──────── TEXTO PARA ANALIZAR
Según las actualizaciones de la Superintendencia de Educación, un 30% de las  denuncias hasta la fecha corresponden a casos de violencia escolar. De ellas, la  mayoría responde a casos de maltrato físico y psicológico entre estudiantes,  situación que, en términos porcentuales, aumentó un 22% en relación a los años  previos de la pandemia. Ante los hechos, distintas autoridades y especialistas en materia educativa han coincidido en que el aislamiento social producido por la  pandemia ha repercutido en la práctica de habilidades socioemocionales,  impactando fuertemente en la estabilidad y salud emocional de estudiantes.

Columna de opinión
04.04.2022
Por Nadia Garcés Montes
Profesora, escritora y activista.

Esta  situación de violencia que para muchas personas resulta poco comprensible e  inesperada, ha sido una base constante y permanente en la educación chilena,  especialmente en la pública. Y, aunque parezca soberbio de afirmar, el escenario  era absolutamente predecible. Bastaba con hacer una radiografía real y tangible  sobre los cimientos precarios en los cuales se han levantado escuelas vulnerables  para comprender con asertividad que el retorno debía ser paulatino.  

Como dijo muy bien Carlos Díaz, presidente del Colegio de Profesores y  Profesoras, agregando: “Esta es la punta del iceberg de una situación  generalizada del sistema educativo porque son problemáticas que se han  arrastrado hace años. Tenemos un sistema educativo enfermo, que no pone el  foco en la educación integral para los y las estudiantes”. Ahora bien, bastante  sabemos sobre lo que se debe hacer dentro de una gama teórica e incluso práctica,  pero distinto es ejecutarlo de manera satisfactoria.
────────────────
### TAREA A
Responde, según la columna sobre violencia escolar:
(i) ¿Qué porcentaje de las denuncias corresponde a casos de violencia escolar, según la Superintendencia de Educación?
(ii) ¿Qué cargo ocupa Carlos Díaz?
(iii) ¿Qué fecha lleva la columna de opinión?
### TAREA B
Transcribe sin cambios el pasaje de la columna sobre violencia escolar que va desde "Esta  situación de" hasta "debía ser paulatino.".
──────── DATOS PROPORCIONADOS
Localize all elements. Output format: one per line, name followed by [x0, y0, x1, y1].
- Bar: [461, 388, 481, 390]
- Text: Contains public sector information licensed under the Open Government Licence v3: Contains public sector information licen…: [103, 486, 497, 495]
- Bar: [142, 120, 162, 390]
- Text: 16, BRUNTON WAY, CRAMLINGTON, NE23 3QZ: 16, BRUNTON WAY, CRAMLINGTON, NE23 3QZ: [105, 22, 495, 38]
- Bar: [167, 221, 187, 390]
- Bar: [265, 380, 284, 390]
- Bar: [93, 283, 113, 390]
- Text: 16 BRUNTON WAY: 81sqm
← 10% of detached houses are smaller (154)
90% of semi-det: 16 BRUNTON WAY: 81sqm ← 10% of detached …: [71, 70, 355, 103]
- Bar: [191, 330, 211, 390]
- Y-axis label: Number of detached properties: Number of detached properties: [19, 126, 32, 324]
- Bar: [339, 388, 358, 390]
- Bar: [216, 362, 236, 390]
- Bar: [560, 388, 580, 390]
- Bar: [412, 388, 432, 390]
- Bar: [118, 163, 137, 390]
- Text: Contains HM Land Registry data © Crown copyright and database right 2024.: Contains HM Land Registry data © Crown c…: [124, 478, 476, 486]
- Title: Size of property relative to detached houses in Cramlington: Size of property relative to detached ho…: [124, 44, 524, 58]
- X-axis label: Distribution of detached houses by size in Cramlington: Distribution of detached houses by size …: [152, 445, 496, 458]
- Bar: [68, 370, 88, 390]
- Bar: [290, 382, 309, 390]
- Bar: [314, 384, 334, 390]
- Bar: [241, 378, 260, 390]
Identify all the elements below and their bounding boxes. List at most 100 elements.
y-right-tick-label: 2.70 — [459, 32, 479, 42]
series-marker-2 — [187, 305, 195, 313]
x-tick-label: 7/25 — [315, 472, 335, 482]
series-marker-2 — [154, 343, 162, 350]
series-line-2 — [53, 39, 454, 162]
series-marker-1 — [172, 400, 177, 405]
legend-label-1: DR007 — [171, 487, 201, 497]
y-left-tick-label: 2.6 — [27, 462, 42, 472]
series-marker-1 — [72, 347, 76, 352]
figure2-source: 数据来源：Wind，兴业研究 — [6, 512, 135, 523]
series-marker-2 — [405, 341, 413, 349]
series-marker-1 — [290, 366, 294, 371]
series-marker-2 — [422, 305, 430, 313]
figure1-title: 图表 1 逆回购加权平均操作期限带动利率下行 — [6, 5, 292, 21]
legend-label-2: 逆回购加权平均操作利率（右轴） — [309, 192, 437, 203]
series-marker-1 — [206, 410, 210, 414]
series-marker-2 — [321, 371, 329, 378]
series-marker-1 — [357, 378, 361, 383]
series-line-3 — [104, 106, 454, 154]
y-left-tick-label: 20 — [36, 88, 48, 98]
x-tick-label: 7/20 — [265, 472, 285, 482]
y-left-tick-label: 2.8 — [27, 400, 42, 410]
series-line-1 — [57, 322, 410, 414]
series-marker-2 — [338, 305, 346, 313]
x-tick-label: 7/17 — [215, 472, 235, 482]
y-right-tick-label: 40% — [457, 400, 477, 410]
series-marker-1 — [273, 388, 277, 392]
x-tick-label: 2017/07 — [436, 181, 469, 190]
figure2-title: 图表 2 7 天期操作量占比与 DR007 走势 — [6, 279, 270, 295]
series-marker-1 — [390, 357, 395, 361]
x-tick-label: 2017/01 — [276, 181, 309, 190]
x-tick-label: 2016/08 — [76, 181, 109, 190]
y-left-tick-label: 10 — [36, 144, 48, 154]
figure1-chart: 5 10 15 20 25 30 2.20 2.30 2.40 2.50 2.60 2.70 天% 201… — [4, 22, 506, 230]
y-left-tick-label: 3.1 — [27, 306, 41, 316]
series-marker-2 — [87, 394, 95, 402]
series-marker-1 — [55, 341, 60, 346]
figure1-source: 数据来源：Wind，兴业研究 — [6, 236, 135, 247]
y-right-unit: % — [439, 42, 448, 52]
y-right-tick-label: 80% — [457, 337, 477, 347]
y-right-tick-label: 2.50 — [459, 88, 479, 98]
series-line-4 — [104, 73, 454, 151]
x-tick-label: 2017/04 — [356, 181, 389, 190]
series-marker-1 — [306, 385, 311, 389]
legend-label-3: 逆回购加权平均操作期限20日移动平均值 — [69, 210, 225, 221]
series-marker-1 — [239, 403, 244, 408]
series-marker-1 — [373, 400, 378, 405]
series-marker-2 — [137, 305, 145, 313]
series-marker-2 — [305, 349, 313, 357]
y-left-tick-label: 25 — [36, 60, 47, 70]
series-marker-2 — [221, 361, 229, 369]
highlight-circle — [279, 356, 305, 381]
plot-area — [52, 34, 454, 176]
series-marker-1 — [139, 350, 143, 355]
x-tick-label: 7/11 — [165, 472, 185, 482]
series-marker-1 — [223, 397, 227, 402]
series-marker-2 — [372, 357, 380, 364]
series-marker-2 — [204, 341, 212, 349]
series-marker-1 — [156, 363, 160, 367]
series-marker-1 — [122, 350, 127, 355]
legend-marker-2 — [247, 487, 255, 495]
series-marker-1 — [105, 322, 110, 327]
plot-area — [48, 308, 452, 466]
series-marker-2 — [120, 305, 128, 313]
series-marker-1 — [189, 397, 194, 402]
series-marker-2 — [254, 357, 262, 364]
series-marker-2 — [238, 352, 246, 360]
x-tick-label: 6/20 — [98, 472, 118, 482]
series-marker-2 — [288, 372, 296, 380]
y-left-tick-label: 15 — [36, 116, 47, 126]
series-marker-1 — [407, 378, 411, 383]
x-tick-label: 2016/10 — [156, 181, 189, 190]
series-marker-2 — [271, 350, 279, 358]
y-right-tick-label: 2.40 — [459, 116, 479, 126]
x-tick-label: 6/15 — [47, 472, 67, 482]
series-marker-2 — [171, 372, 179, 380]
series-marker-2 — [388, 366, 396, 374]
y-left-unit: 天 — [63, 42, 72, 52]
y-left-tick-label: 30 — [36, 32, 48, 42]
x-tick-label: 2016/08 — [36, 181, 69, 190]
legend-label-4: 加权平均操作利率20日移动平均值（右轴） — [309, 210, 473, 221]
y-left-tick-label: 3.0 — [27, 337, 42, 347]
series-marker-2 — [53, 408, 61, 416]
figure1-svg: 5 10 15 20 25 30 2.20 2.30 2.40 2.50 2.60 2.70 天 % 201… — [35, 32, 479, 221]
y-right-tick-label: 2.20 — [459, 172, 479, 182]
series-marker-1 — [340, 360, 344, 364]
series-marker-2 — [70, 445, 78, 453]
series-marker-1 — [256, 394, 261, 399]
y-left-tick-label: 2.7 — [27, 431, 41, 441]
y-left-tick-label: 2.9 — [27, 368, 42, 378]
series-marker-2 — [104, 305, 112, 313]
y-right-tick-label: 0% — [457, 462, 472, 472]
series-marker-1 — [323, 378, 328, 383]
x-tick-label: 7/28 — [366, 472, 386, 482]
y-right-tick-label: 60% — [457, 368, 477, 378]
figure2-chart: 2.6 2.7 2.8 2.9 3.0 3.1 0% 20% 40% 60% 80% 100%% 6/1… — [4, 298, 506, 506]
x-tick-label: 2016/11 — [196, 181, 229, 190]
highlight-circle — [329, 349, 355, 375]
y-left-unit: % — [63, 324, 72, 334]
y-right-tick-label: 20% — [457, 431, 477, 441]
────────────────
### RESPUESTA A
(i) Un 30%.
(ii) Presidente del Colegio de Profesores y Profesoras.
(iii) 04.04.2022.

### RESPUESTA B
Esta  situación de violencia que para muchas personas resulta poco comprensible e  inesperada, ha sido una base constante y permanente en la educación chilena,  especialmente en la pública. Y, aunque parezca soberbio de afirmar, el escenario  era absolutamente predecible. Bastaba con hacer una radiografía real y tangible  sobre los cimientos precarios en los cuales se han levantado escuelas vulnerables  para comprender con asertividad que el retorno debía ser paulatino.